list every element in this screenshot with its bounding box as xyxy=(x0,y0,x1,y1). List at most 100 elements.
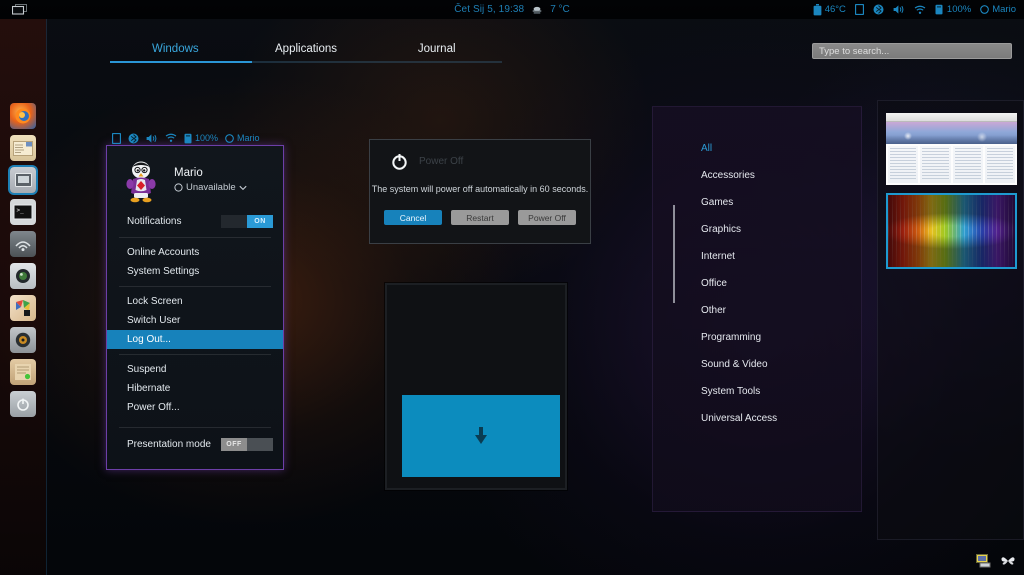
tray-item-battery-temp[interactable]: 46°C xyxy=(813,4,846,16)
display-icon[interactable] xyxy=(975,553,991,569)
menu-divider xyxy=(119,427,271,428)
system-tray: 46°C xyxy=(813,4,1016,16)
menu-divider xyxy=(119,286,271,287)
graphics-icon xyxy=(14,299,32,317)
thumbnail-browser-columns xyxy=(886,144,1017,185)
application-dock: >_ xyxy=(0,19,47,575)
tray-item-wifi[interactable] xyxy=(914,5,926,15)
power-off-button[interactable]: Power Off xyxy=(518,210,576,225)
tray-item-battery[interactable]: 100% xyxy=(935,4,971,15)
dock-item-mail[interactable] xyxy=(10,135,36,161)
menu-item-lock-screen[interactable]: Lock Screen xyxy=(107,292,283,311)
download-arrow-icon xyxy=(473,427,489,445)
menu-item-switch-user[interactable]: Switch User xyxy=(107,311,283,330)
category-universal-access[interactable]: Universal Access xyxy=(701,413,777,424)
tray-label-battery-temp: 46°C xyxy=(825,4,846,15)
butterfly-icon[interactable] xyxy=(1000,553,1016,569)
category-accessories[interactable]: Accessories xyxy=(701,170,755,181)
activities-button[interactable] xyxy=(0,4,38,15)
dock-item-shutdown[interactable] xyxy=(10,391,36,417)
notifications-label: Notifications xyxy=(127,216,221,227)
notifications-toggle-state: ON xyxy=(247,215,273,228)
restart-button[interactable]: Restart xyxy=(451,210,509,225)
window-preview-content xyxy=(402,395,560,477)
presentation-mode-row: Presentation mode OFF xyxy=(107,433,283,455)
cloud-icon xyxy=(531,5,543,15)
user-tray-user[interactable]: Mario xyxy=(225,133,260,143)
dock-item-network[interactable] xyxy=(10,231,36,257)
notifications-toggle[interactable]: ON xyxy=(221,215,273,228)
dock-item-text-editor[interactable] xyxy=(10,359,36,385)
power-off-dialog: Power Off The system will power off auto… xyxy=(369,139,591,244)
tray-item-volume[interactable] xyxy=(893,4,905,15)
menu-item-suspend[interactable]: Suspend xyxy=(107,360,283,379)
window-thumbnail-panel xyxy=(877,100,1024,540)
tab-journal[interactable]: Journal xyxy=(371,38,502,66)
menu-divider xyxy=(119,237,271,238)
network-icon xyxy=(14,236,32,252)
window-preview[interactable] xyxy=(385,283,567,490)
user-status[interactable]: Unavailable xyxy=(174,182,247,193)
menu-item-system-settings[interactable]: System Settings xyxy=(107,262,283,281)
browser-window-thumbnail[interactable] xyxy=(886,113,1017,185)
battery-temp-icon xyxy=(813,4,822,16)
penguin-avatar[interactable] xyxy=(117,156,165,204)
svg-text:>_: >_ xyxy=(17,207,25,214)
bluetooth-icon xyxy=(873,4,884,15)
disc-icon xyxy=(14,331,32,349)
presentation-mode-toggle[interactable]: OFF xyxy=(221,438,273,451)
menu-item-log-out[interactable]: Log Out... xyxy=(107,330,283,349)
notifications-row: Notifications ON xyxy=(107,210,283,232)
files-icon xyxy=(15,173,32,187)
search-placeholder: Type to search... xyxy=(819,46,889,57)
user-menu-panel: Mario Unavailable Notifications ON Onlin… xyxy=(106,145,284,470)
dock-item-graphics[interactable] xyxy=(10,295,36,321)
category-programming[interactable]: Programming xyxy=(701,332,761,343)
category-sound-video[interactable]: Sound & Video xyxy=(701,359,768,370)
mail-icon xyxy=(13,141,33,156)
tab-windows[interactable]: Windows xyxy=(110,38,241,66)
firefox-icon xyxy=(13,106,33,126)
category-system-tools[interactable]: System Tools xyxy=(701,386,760,397)
category-all[interactable]: All xyxy=(701,143,712,154)
dock-item-files[interactable] xyxy=(10,167,36,193)
user-name: Mario xyxy=(174,167,247,179)
bottom-right-tray xyxy=(975,553,1016,569)
document-icon xyxy=(855,4,864,15)
user-tray-battery-label: 100% xyxy=(195,133,218,143)
cancel-button[interactable]: Cancel xyxy=(384,210,442,225)
category-office[interactable]: Office xyxy=(701,278,727,289)
volume-icon[interactable] xyxy=(146,133,158,144)
tab-applications[interactable]: Applications xyxy=(241,38,372,66)
thumbnail-browser-chrome xyxy=(886,113,1017,122)
dock-item-photos[interactable] xyxy=(10,263,36,289)
presentation-mode-toggle-state: OFF xyxy=(221,438,247,451)
windows-overlap-icon xyxy=(12,4,27,15)
menu-item-online-accounts[interactable]: Online Accounts xyxy=(107,243,283,262)
user-menu-tray: 100% Mario xyxy=(106,131,284,145)
category-other[interactable]: Other xyxy=(701,305,726,316)
tab-bar: Windows Applications Journal xyxy=(110,38,502,66)
dialog-buttons: Cancel Restart Power Off xyxy=(370,210,590,225)
dock-item-firefox[interactable] xyxy=(10,103,36,129)
image-viewer-thumbnail[interactable] xyxy=(886,193,1017,269)
category-graphics[interactable]: Graphics xyxy=(701,224,741,235)
document-icon[interactable] xyxy=(112,133,121,144)
bluetooth-icon[interactable] xyxy=(128,133,139,144)
category-games[interactable]: Games xyxy=(701,197,733,208)
tray-item-document[interactable] xyxy=(855,4,864,15)
menu-item-hibernate[interactable]: Hibernate xyxy=(107,379,283,398)
dock-item-media-player[interactable] xyxy=(10,327,36,353)
menu-item-power-off[interactable]: Power Off... xyxy=(107,398,283,417)
dock-item-terminal[interactable]: >_ xyxy=(10,199,36,225)
category-scrollbar[interactable] xyxy=(673,205,675,303)
search-input[interactable]: Type to search... xyxy=(812,43,1012,59)
wifi-icon[interactable] xyxy=(165,133,177,143)
status-circle-icon xyxy=(174,183,183,192)
photos-icon xyxy=(14,267,32,285)
user-status-label: Unavailable xyxy=(186,182,236,193)
category-internet[interactable]: Internet xyxy=(701,251,735,262)
tray-item-bluetooth[interactable] xyxy=(873,4,884,15)
user-tray-battery[interactable]: 100% xyxy=(184,133,218,144)
tray-item-user[interactable]: Mario xyxy=(980,4,1016,15)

——

■ WHAT IS EXPECTED ■
Rewrite all of the lines with every "Mario" changed to "Elena" and nothing else altered. Omit the pictures from your answer.

■ EXERCISE ANSWER ■
list every element in this screenshot with its bounding box as xyxy=(x0,y0,x1,y1). List at most 100 elements.
tray-item-battery-temp[interactable]: 46°C xyxy=(813,4,846,16)
display-icon[interactable] xyxy=(975,553,991,569)
menu-divider xyxy=(119,427,271,428)
system-tray: 46°C xyxy=(813,4,1016,16)
menu-divider xyxy=(119,286,271,287)
graphics-icon xyxy=(14,299,32,317)
thumbnail-browser-columns xyxy=(886,144,1017,185)
application-dock: >_ xyxy=(0,19,47,575)
tray-item-wifi[interactable] xyxy=(914,5,926,15)
power-off-button[interactable]: Power Off xyxy=(518,210,576,225)
tray-item-battery[interactable]: 100% xyxy=(935,4,971,15)
dock-item-mail[interactable] xyxy=(10,135,36,161)
menu-item-lock-screen[interactable]: Lock Screen xyxy=(107,292,283,311)
download-arrow-icon xyxy=(473,427,489,445)
menu-item-switch-user[interactable]: Switch User xyxy=(107,311,283,330)
category-universal-access[interactable]: Universal Access xyxy=(701,413,777,424)
tray-label-battery-temp: 46°C xyxy=(825,4,846,15)
butterfly-icon[interactable] xyxy=(1000,553,1016,569)
category-accessories[interactable]: Accessories xyxy=(701,170,755,181)
activities-button[interactable] xyxy=(0,4,38,15)
dock-item-shutdown[interactable] xyxy=(10,391,36,417)
notifications-label: Notifications xyxy=(127,216,221,227)
notifications-toggle-state: ON xyxy=(247,215,273,228)
restart-button[interactable]: Restart xyxy=(451,210,509,225)
window-preview-content xyxy=(402,395,560,477)
presentation-mode-row: Presentation mode OFF xyxy=(107,433,283,455)
cloud-icon xyxy=(531,5,543,15)
user-tray-user[interactable]: Elena xyxy=(225,133,260,143)
dock-item-network[interactable] xyxy=(10,231,36,257)
notifications-toggle[interactable]: ON xyxy=(221,215,273,228)
dock-item-text-editor[interactable] xyxy=(10,359,36,385)
power-off-dialog: Power Off The system will power off auto… xyxy=(369,139,591,244)
tray-item-volume[interactable] xyxy=(893,4,905,15)
menu-item-suspend[interactable]: Suspend xyxy=(107,360,283,379)
window-thumbnail-panel xyxy=(877,100,1024,540)
tab-journal[interactable]: Journal xyxy=(371,38,502,66)
menu-divider xyxy=(119,237,271,238)
network-icon xyxy=(14,236,32,252)
window-preview[interactable] xyxy=(385,283,567,490)
user-status[interactable]: Unavailable xyxy=(174,182,247,193)
menu-item-system-settings[interactable]: System Settings xyxy=(107,262,283,281)
browser-window-thumbnail[interactable] xyxy=(886,113,1017,185)
battery-temp-icon xyxy=(813,4,822,16)
penguin-avatar[interactable] xyxy=(117,156,165,204)
svg-text:>_: >_ xyxy=(17,207,25,214)
bluetooth-icon xyxy=(873,4,884,15)
disc-icon xyxy=(14,331,32,349)
presentation-mode-toggle[interactable]: OFF xyxy=(221,438,273,451)
menu-item-log-out[interactable]: Log Out... xyxy=(107,330,283,349)
notifications-row: Notifications ON xyxy=(107,210,283,232)
files-icon xyxy=(15,173,32,187)
search-placeholder: Type to search... xyxy=(819,46,889,57)
user-menu-panel: Elena Unavailable Notifications ON Onlin… xyxy=(106,145,284,470)
dock-item-graphics[interactable] xyxy=(10,295,36,321)
category-programming[interactable]: Programming xyxy=(701,332,761,343)
category-sound-video[interactable]: Sound & Video xyxy=(701,359,768,370)
mail-icon xyxy=(13,141,33,156)
tab-windows[interactable]: Windows xyxy=(110,38,241,66)
firefox-icon xyxy=(13,106,33,126)
category-system-tools[interactable]: System Tools xyxy=(701,386,760,397)
category-all[interactable]: All xyxy=(701,143,712,154)
dock-item-files[interactable] xyxy=(10,167,36,193)
user-name: Elena xyxy=(174,167,247,179)
bottom-right-tray xyxy=(975,553,1016,569)
document-icon xyxy=(855,4,864,15)
user-tray-battery-label: 100% xyxy=(195,133,218,143)
cancel-button[interactable]: Cancel xyxy=(384,210,442,225)
category-office[interactable]: Office xyxy=(701,278,727,289)
volume-icon[interactable] xyxy=(146,133,158,144)
tab-applications[interactable]: Applications xyxy=(241,38,372,66)
thumbnail-browser-chrome xyxy=(886,113,1017,122)
dock-item-photos[interactable] xyxy=(10,263,36,289)
presentation-mode-toggle-state: OFF xyxy=(221,438,247,451)
windows-overlap-icon xyxy=(12,4,27,15)
menu-item-online-accounts[interactable]: Online Accounts xyxy=(107,243,283,262)
user-menu-tray: 100% Elena xyxy=(106,131,284,145)
category-other[interactable]: Other xyxy=(701,305,726,316)
tab-bar: Windows Applications Journal xyxy=(110,38,502,66)
dialog-buttons: Cancel Restart Power Off xyxy=(370,210,590,225)
dock-item-firefox[interactable] xyxy=(10,103,36,129)
image-viewer-thumbnail[interactable] xyxy=(886,193,1017,269)
category-graphics[interactable]: Graphics xyxy=(701,224,741,235)
document-icon[interactable] xyxy=(112,133,121,144)
bluetooth-icon[interactable] xyxy=(128,133,139,144)
category-games[interactable]: Games xyxy=(701,197,733,208)
tray-item-document[interactable] xyxy=(855,4,864,15)
menu-item-hibernate[interactable]: Hibernate xyxy=(107,379,283,398)
dock-item-media-player[interactable] xyxy=(10,327,36,353)
menu-item-power-off[interactable]: Power Off... xyxy=(107,398,283,417)
dock-item-terminal[interactable]: >_ xyxy=(10,199,36,225)
category-scrollbar[interactable] xyxy=(673,205,675,303)
search-input[interactable]: Type to search... xyxy=(812,43,1012,59)
wifi-icon[interactable] xyxy=(165,133,177,143)
status-circle-icon xyxy=(174,183,183,192)
photos-icon xyxy=(14,267,32,285)
user-status-label: Unavailable xyxy=(186,182,236,193)
category-internet[interactable]: Internet xyxy=(701,251,735,262)
tray-item-bluetooth[interactable] xyxy=(873,4,884,15)
user-tray-battery[interactable]: 100% xyxy=(184,133,218,144)
tray-item-user[interactable]: Elena xyxy=(980,4,1016,15)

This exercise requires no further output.